▸ Exercise details: List each line in which the string "title" appears.

▸ Dataset:
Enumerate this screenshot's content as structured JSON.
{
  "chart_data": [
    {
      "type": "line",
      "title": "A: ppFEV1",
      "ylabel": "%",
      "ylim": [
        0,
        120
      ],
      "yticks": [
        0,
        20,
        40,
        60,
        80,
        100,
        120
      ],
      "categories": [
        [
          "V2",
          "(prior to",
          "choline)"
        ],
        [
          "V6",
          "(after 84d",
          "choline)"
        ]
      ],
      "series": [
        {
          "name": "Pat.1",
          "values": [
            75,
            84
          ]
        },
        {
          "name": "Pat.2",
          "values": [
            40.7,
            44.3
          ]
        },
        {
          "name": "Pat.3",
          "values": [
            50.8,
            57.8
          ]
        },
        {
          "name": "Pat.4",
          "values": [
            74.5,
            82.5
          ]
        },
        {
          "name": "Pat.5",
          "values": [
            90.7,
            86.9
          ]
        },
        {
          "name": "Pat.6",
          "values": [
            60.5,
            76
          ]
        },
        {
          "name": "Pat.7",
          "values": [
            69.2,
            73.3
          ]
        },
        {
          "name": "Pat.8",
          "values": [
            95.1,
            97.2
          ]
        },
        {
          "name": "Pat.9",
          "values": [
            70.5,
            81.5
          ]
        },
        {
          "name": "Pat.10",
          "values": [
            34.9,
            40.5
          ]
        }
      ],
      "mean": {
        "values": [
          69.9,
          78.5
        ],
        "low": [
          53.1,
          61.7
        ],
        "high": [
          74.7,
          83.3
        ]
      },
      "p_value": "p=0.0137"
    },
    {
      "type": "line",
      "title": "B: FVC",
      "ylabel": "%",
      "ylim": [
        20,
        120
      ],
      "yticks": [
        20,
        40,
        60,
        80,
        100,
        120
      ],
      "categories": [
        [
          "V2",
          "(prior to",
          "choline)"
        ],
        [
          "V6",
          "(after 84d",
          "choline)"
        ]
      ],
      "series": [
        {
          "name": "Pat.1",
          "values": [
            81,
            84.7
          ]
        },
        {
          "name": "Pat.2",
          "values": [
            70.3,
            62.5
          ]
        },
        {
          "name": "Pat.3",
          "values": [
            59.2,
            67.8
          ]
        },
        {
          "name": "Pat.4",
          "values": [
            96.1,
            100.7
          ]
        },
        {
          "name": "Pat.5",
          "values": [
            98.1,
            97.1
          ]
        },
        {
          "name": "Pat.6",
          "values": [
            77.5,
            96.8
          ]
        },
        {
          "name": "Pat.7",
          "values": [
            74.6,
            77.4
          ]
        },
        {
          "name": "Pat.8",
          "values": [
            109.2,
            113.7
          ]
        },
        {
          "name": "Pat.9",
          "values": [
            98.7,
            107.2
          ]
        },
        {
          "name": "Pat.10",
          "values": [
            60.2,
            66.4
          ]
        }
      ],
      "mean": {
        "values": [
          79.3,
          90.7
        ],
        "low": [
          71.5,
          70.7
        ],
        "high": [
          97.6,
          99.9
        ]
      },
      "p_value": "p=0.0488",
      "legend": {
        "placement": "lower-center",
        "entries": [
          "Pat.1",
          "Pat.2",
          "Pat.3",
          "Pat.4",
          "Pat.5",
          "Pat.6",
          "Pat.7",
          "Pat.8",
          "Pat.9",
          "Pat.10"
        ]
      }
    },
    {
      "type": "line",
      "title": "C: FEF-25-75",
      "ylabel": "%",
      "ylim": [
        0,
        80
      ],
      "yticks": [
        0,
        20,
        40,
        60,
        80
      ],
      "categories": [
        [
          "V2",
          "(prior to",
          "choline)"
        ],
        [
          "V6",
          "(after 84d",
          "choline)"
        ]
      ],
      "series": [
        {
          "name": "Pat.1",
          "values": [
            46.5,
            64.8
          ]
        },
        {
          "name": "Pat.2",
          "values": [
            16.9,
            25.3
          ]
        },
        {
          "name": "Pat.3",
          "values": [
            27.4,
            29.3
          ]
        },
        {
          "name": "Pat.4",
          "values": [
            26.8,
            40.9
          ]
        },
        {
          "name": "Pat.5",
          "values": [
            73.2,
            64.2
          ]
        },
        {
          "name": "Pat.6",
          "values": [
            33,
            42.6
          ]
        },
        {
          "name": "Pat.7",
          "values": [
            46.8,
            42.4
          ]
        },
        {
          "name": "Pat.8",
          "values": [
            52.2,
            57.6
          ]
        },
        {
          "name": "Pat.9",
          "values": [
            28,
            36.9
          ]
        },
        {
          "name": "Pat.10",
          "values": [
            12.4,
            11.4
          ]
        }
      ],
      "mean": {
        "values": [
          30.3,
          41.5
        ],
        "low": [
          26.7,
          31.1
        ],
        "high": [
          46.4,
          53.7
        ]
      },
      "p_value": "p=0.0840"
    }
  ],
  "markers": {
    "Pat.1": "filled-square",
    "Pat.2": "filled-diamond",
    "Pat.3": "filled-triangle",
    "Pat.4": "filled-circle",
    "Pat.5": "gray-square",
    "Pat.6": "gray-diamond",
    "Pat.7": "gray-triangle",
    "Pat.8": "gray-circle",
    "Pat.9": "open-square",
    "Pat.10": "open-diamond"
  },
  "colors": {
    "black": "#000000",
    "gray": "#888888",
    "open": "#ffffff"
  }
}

▸ Exercise result:
      "title": "A: ppFEV1",
      "title": "B: FVC",
      "title": "C: FEF-25-75",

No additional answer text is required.